• **Exercise details**
Write the data out again in full, with no departure from the original.

Extracted data entries

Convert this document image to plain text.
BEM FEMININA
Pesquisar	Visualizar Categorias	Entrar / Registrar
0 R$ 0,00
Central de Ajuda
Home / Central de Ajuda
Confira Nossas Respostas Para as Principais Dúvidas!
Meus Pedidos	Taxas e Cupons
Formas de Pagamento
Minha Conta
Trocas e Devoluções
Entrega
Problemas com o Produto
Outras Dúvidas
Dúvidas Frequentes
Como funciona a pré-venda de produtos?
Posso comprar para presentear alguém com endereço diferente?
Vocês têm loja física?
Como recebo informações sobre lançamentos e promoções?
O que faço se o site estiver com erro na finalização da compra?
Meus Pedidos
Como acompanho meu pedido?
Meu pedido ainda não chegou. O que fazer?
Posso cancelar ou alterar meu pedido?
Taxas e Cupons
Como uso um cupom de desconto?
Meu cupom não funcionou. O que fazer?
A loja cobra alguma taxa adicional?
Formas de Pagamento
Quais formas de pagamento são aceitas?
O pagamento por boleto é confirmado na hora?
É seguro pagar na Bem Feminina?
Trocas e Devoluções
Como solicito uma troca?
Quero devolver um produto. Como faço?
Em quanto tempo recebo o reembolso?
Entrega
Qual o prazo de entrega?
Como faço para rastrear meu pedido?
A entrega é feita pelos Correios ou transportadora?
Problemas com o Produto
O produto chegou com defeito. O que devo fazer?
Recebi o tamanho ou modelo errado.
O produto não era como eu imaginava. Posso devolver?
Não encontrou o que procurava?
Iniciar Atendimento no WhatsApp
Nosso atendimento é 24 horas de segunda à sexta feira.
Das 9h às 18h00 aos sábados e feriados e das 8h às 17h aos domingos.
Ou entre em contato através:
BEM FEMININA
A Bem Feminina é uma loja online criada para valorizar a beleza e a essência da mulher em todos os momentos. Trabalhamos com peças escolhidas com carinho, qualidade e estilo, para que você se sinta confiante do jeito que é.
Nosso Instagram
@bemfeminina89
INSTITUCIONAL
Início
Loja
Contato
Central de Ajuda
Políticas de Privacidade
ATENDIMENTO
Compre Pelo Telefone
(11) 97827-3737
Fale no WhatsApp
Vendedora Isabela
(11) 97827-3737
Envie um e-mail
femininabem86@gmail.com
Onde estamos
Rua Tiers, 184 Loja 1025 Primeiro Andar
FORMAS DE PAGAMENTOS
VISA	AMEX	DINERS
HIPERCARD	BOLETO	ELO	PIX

• **Exercise response**
Convert this document image to plain text.
BEM FEMININA
Pesquisar	Visualizar Categorias	Entrar / Registrar
0 R$ 0,00
Central de Ajuda
Home / Central de Ajuda
Confira Nossas Respostas Para as Principais Dúvidas!
Meus Pedidos	Taxas e Cupons
Formas de Pagamento
Minha Conta
Trocas e Devoluções
Entrega
Problemas com o Produto
Outras Dúvidas
Dúvidas Frequentes
Como funciona a pré-venda de produtos?
Posso comprar para presentear alguém com endereço diferente?
Vocês têm loja física?
Como recebo informações sobre lançamentos e promoções?
O que faço se o site estiver com erro na finalização da compra?
Meus Pedidos
Como acompanho meu pedido?
Meu pedido ainda não chegou. O que fazer?
Posso cancelar ou alterar meu pedido?
Taxas e Cupons
Como uso um cupom de desconto?
Meu cupom não funcionou. O que fazer?
A loja cobra alguma taxa adicional?
Formas de Pagamento
Quais formas de pagamento são aceitas?
O pagamento por boleto é confirmado na hora?
É seguro pagar na Bem Feminina?
Trocas e Devoluções
Como solicito uma troca?
Quero devolver um produto. Como faço?
Em quanto tempo recebo o reembolso?
Entrega
Qual o prazo de entrega?
Como faço para rastrear meu pedido?
A entrega é feita pelos Correios ou transportadora?
Problemas com o Produto
O produto chegou com defeito. O que devo fazer?
Recebi o tamanho ou modelo errado.
O produto não era como eu imaginava. Posso devolver?
Não encontrou o que procurava?
Iniciar Atendimento no WhatsApp
Nosso atendimento é 24 horas de segunda à sexta feira.
Das 9h às 18h00 aos sábados e feriados e das 8h às 17h aos domingos.
Ou entre em contato através:
BEM FEMININA
A Bem Feminina é uma loja online criada para valorizar a beleza e a essência da mulher em todos os momentos. Trabalhamos com peças escolhidas com carinho, qualidade e estilo, para que você se sinta confiante do jeito que é.
Nosso Instagram
@bemfeminina89
INSTITUCIONAL
Início
Loja
Contato
Central de Ajuda
Políticas de Privacidade
ATENDIMENTO
Compre Pelo Telefone
(11) 97827-3737
Fale no WhatsApp
Vendedora Isabela
(11) 97827-3737
Envie um e-mail
femininabem86@gmail.com
Onde estamos
Rua Tiers, 184 Loja 1025 Primeiro Andar
FORMAS DE PAGAMENTOS
VISA	AMEX	DINERS
HIPERCARD	BOLETO	ELO	PIX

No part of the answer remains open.